'''
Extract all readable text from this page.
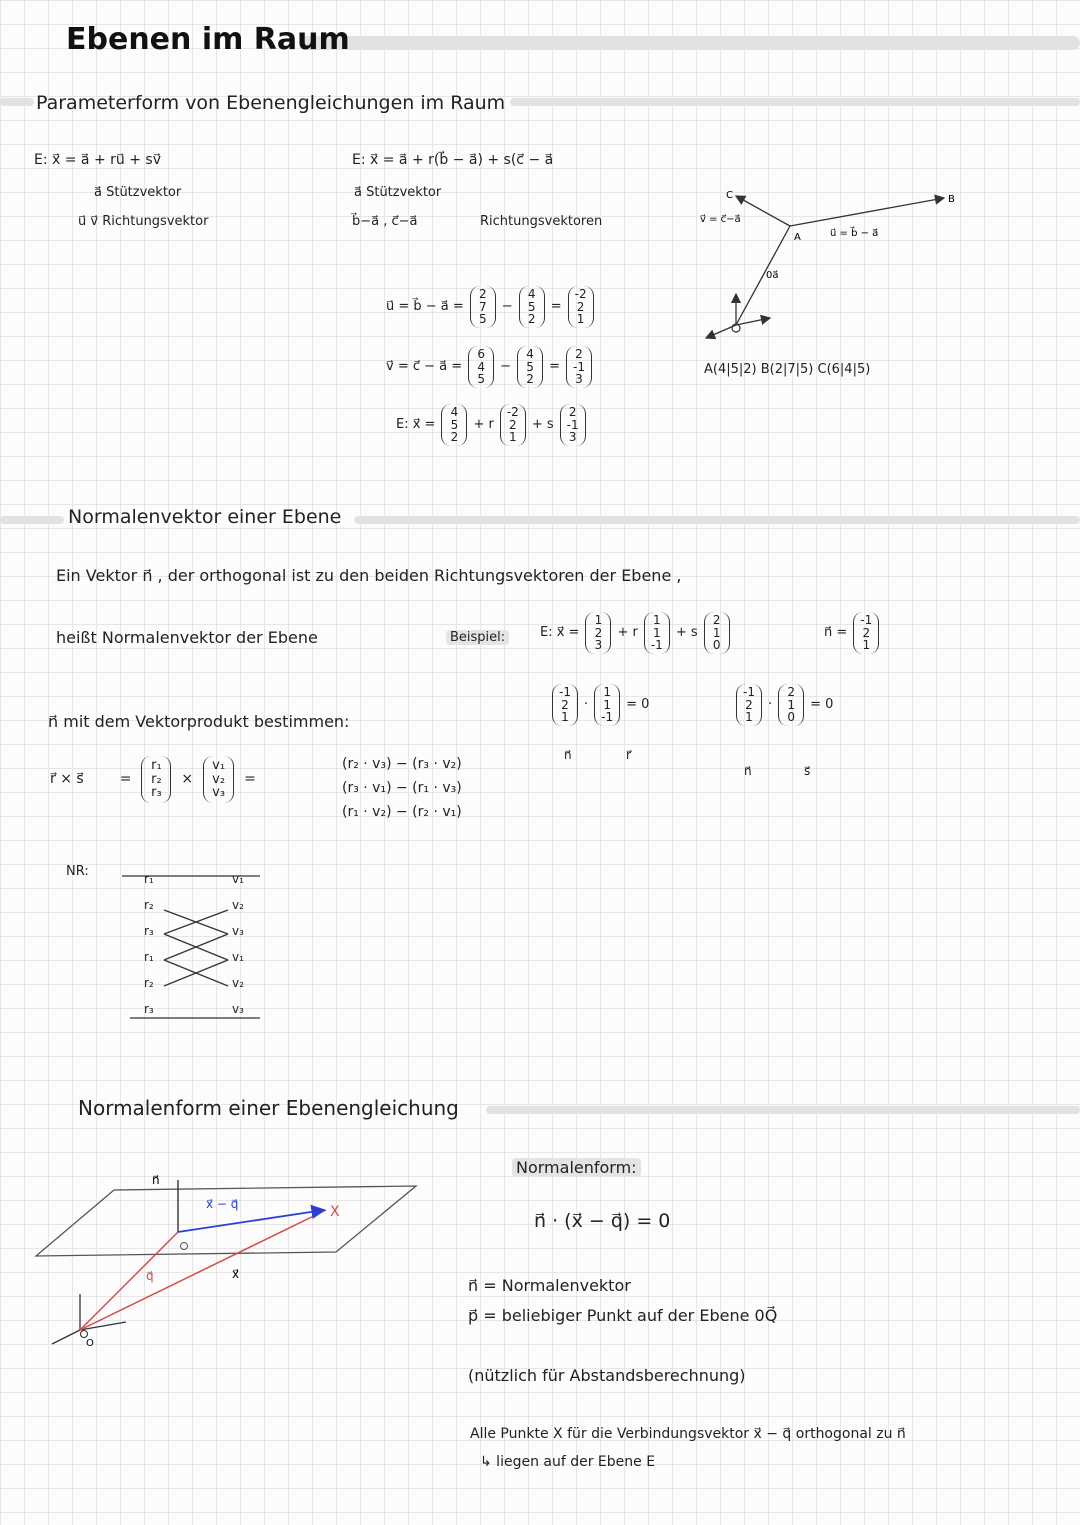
Ebenen im Raum
Parameterform von Ebenengleichungen im Raum
E: x⃗ = a⃗ + ru⃗ + sv⃗
a⃗ Stützvektor
u⃗ v⃗ Richtungsvektor
E: x⃗ = a⃗ + r(b⃗ − a⃗) + s(c⃗ − a⃗
a⃗ Stützvektor
b⃗−a⃗ , c⃗−a⃗	Richtungsvektoren
u⃗ = b⃗ − a⃗ =
2
7
5
−
4
5
2
=
-2
2
1
v⃗ = c⃗ − a⃗ =
6
4
5
−
4
5
2
=
2
-1
3
E: x⃗ =
4
5
2
+ r
-2
2
1
+ s
2
-1
3
v⃗ = c⃗−a⃗
u⃗ = b⃗ − a⃗
0a⃗
C
A
B
A(4|5|2) B(2|7|5) C(6|4|5)
Normalenvektor einer Ebene
Ein Vektor n⃗ , der orthogonal ist zu den beiden Richtungsvektoren der Ebene ,
heißt Normalenvektor der Ebene	Beispiel:	E: x⃗ =
1
2
3
+ r
1
1
-1
+ s
2
1
0
n⃗ =
-1
2
1
-1
2
1
·
1
1
-1
= 0
n⃗	r⃗
-1
2
1
·
2
1
0
= 0
n⃗	s⃗
n⃗ mit dem Vektorprodukt bestimmen:
r⃗ × s⃗	=
r₁
r₂
r₃
×
v₁
v₂
v₃
=
(r₂ · v₃) − (r₃ · v₂)
(r₃ · v₁) − (r₁ · v₃)
(r₁ · v₂) − (r₂ · v₁)
NR:	r₁
r₂
r₃
r₁
r₂
r₃
v₁
v₂
v₃
v₁
v₂
v₃
Normalenform einer Ebenengleichung
X
n⃗
x⃗ − q⃗
q⃗	x⃗
O
Normalenform:
n⃗ · (x⃗ − q⃗) = 0
n⃗ = Normalenvektor
p⃗ = beliebiger Punkt auf der Ebene 0Q⃗
(nützlich für Abstandsberechnung)
Alle Punkte X für die Verbindungsvektor x⃗ − q⃗ orthogonal zu n⃗
↳ liegen auf der Ebene E
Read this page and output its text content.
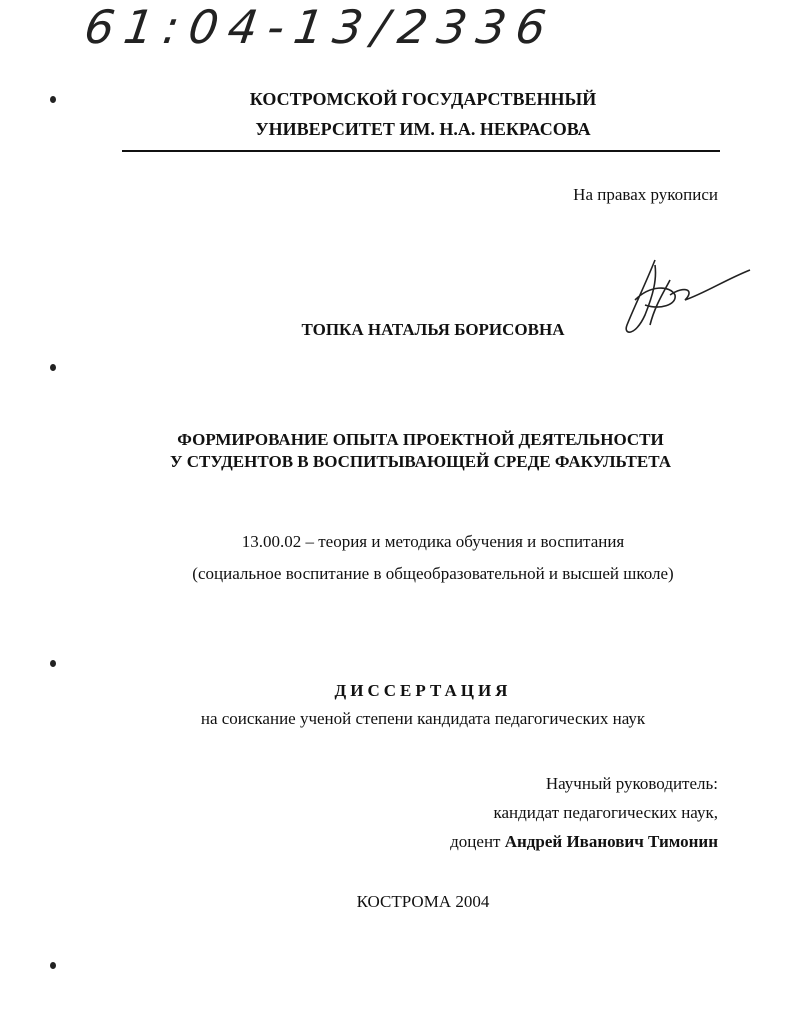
61:04-13/2336
КОСТРОМСКОЙ ГОСУДАРСТВЕННЫЙ
УНИВЕРСИТЕТ ИМ. Н.А. НЕКРАСОВА
На правах рукописи
ТОПКА НАТАЛЬЯ БОРИСОВНА
ФОРМИРОВАНИЕ ОПЫТА ПРОЕКТНОЙ ДЕЯТЕЛЬНОСТИ
У СТУДЕНТОВ В ВОСПИТЫВАЮЩЕЙ СРЕДЕ ФАКУЛЬТЕТА
13.00.02 – теория и методика обучения и воспитания
(социальное воспитание в общеобразовательной и высшей школе)
ДИССЕРТАЦИЯ
на соискание ученой степени кандидата педагогических наук
Научный руководитель:
кандидат педагогических наук,
доцент Андрей Иванович Тимонин
КОСТРОМА 2004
'''
• WHAT THE TASK ASKS: Leave images out of the retyped records; keep all else exact.

• RESULT:
Extract all readable text from this page.
Ebenen im Raum
Parameterform von Ebenengleichungen im Raum
E: x⃗ = a⃗ + ru⃗ + sv⃗
a⃗ Stützvektor
u⃗ v⃗ Richtungsvektor
E: x⃗ = a⃗ + r(b⃗ − a⃗) + s(c⃗ − a⃗
a⃗ Stützvektor
b⃗−a⃗ , c⃗−a⃗	Richtungsvektoren
u⃗ = b⃗ − a⃗ =
2
7
5
−
4
5
2
=
-2
2
1
v⃗ = c⃗ − a⃗ =
6
4
5
−
4
5
2
=
2
-1
3
E: x⃗ =
4
5
2
+ r
-2
2
1
+ s
2
-1
3
v⃗ = c⃗−a⃗
u⃗ = b⃗ − a⃗
0a⃗
C
A
B
A(4|5|2) B(2|7|5) C(6|4|5)
Normalenvektor einer Ebene
Ein Vektor n⃗ , der orthogonal ist zu den beiden Richtungsvektoren der Ebene ,
heißt Normalenvektor der Ebene	Beispiel:	E: x⃗ =
1
2
3
+ r
1
1
-1
+ s
2
1
0
n⃗ =
-1
2
1
-1
2
1
·
1
1
-1
= 0
n⃗	r⃗
-1
2
1
·
2
1
0
= 0
n⃗	s⃗
n⃗ mit dem Vektorprodukt bestimmen:
r⃗ × s⃗	=
r₁
r₂
r₃
×
v₁
v₂
v₃
=
(r₂ · v₃) − (r₃ · v₂)
(r₃ · v₁) − (r₁ · v₃)
(r₁ · v₂) − (r₂ · v₁)
NR:	r₁
r₂
r₃
r₁
r₂
r₃
v₁
v₂
v₃
v₁
v₂
v₃
Normalenform einer Ebenengleichung
X
n⃗
x⃗ − q⃗
q⃗	x⃗
O
Normalenform:
n⃗ · (x⃗ − q⃗) = 0
n⃗ = Normalenvektor
p⃗ = beliebiger Punkt auf der Ebene 0Q⃗
(nützlich für Abstandsberechnung)
Alle Punkte X für die Verbindungsvektor x⃗ − q⃗ orthogonal zu n⃗
↳ liegen auf der Ebene E
Read this page and output its text content.
61:04-13/2336
КОСТРОМСКОЙ ГОСУДАРСТВЕННЫЙ
УНИВЕРСИТЕТ ИМ. Н.А. НЕКРАСОВА
На правах рукописи
ТОПКА НАТАЛЬЯ БОРИСОВНА
ФОРМИРОВАНИЕ ОПЫТА ПРОЕКТНОЙ ДЕЯТЕЛЬНОСТИ
У СТУДЕНТОВ В ВОСПИТЫВАЮЩЕЙ СРЕДЕ ФАКУЛЬТЕТА
13.00.02 – теория и методика обучения и воспитания
(социальное воспитание в общеобразовательной и высшей школе)
ДИССЕРТАЦИЯ
на соискание ученой степени кандидата педагогических наук
Научный руководитель:
кандидат педагогических наук,
доцент Андрей Иванович Тимонин
КОСТРОМА 2004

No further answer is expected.